Exercise goal →
The records that follow are to be given again exactly.

Excerpts from an interface dataset:
———

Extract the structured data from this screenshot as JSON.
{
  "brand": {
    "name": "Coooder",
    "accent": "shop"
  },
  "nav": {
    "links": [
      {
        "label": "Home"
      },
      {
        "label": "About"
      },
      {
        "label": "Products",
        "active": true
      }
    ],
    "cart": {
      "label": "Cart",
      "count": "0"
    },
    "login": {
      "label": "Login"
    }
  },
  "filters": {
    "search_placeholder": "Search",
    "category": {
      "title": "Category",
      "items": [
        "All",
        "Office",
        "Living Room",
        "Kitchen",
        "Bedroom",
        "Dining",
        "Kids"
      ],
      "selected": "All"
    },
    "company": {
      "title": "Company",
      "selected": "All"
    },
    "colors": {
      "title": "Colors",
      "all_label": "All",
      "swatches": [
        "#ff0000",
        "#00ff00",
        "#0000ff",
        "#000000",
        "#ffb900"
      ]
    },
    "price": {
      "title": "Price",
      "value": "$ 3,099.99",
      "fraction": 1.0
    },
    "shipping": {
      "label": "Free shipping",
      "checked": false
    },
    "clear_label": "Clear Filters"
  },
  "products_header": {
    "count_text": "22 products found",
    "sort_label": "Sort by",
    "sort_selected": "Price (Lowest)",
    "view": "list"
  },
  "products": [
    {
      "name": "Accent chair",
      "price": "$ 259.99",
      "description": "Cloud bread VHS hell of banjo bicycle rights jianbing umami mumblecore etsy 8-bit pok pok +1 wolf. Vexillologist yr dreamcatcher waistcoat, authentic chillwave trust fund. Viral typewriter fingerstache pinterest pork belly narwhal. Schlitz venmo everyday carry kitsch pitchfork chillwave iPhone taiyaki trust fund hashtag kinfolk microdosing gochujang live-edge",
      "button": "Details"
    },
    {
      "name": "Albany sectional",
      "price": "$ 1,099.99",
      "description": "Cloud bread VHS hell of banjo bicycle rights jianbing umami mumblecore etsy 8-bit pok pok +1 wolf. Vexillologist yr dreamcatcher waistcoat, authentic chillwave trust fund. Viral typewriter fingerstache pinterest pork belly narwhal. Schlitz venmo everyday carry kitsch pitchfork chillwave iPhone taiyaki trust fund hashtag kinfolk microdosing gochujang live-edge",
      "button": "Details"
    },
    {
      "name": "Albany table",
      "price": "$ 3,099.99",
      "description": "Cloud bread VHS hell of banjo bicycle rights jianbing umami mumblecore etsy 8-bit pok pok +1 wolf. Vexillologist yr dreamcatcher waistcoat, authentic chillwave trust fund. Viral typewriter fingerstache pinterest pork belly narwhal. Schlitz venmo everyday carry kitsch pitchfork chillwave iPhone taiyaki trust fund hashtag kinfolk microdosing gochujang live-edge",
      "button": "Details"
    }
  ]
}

———

Response →
Extract the structured data from this screenshot as JSON.
{
  "brand": {
    "name": "Coooder",
    "accent": "shop"
  },
  "nav": {
    "links": [
      {
        "label": "Home"
      },
      {
        "label": "About"
      },
      {
        "label": "Products",
        "active": true
      }
    ],
    "cart": {
      "label": "Cart",
      "count": "0"
    },
    "login": {
      "label": "Login"
    }
  },
  "filters": {
    "search_placeholder": "Search",
    "category": {
      "title": "Category",
      "items": [
        "All",
        "Office",
        "Living Room",
        "Kitchen",
        "Bedroom",
        "Dining",
        "Kids"
      ],
      "selected": "All"
    },
    "company": {
      "title": "Company",
      "selected": "All"
    },
    "colors": {
      "title": "Colors",
      "all_label": "All",
      "swatches": [
        "#ff0000",
        "#00ff00",
        "#0000ff",
        "#000000",
        "#ffb900"
      ]
    },
    "price": {
      "title": "Price",
      "value": "$ 3,099.99",
      "fraction": 1.0
    },
    "shipping": {
      "label": "Free shipping",
      "checked": false
    },
    "clear_label": "Clear Filters"
  },
  "products_header": {
    "count_text": "22 products found",
    "sort_label": "Sort by",
    "sort_selected": "Price (Lowest)",
    "view": "list"
  },
  "products": [
    {
      "name": "Accent chair",
      "price": "$ 259.99",
      "description": "Cloud bread VHS hell of banjo bicycle rights jianbing umami mumblecore etsy 8-bit pok pok +1 wolf. Vexillologist yr dreamcatcher waistcoat, authentic chillwave trust fund. Viral typewriter fingerstache pinterest pork belly narwhal. Schlitz venmo everyday carry kitsch pitchfork chillwave iPhone taiyaki trust fund hashtag kinfolk microdosing gochujang live-edge",
      "button": "Details"
    },
    {
      "name": "Albany sectional",
      "price": "$ 1,099.99",
      "description": "Cloud bread VHS hell of banjo bicycle rights jianbing umami mumblecore etsy 8-bit pok pok +1 wolf. Vexillologist yr dreamcatcher waistcoat, authentic chillwave trust fund. Viral typewriter fingerstache pinterest pork belly narwhal. Schlitz venmo everyday carry kitsch pitchfork chillwave iPhone taiyaki trust fund hashtag kinfolk microdosing gochujang live-edge",
      "button": "Details"
    },
    {
      "name": "Albany table",
      "price": "$ 3,099.99",
      "description": "Cloud bread VHS hell of banjo bicycle rights jianbing umami mumblecore etsy 8-bit pok pok +1 wolf. Vexillologist yr dreamcatcher waistcoat, authentic chillwave trust fund. Viral typewriter fingerstache pinterest pork belly narwhal. Schlitz venmo everyday carry kitsch pitchfork chillwave iPhone taiyaki trust fund hashtag kinfolk microdosing gochujang live-edge",
      "button": "Details"
    }
  ]
}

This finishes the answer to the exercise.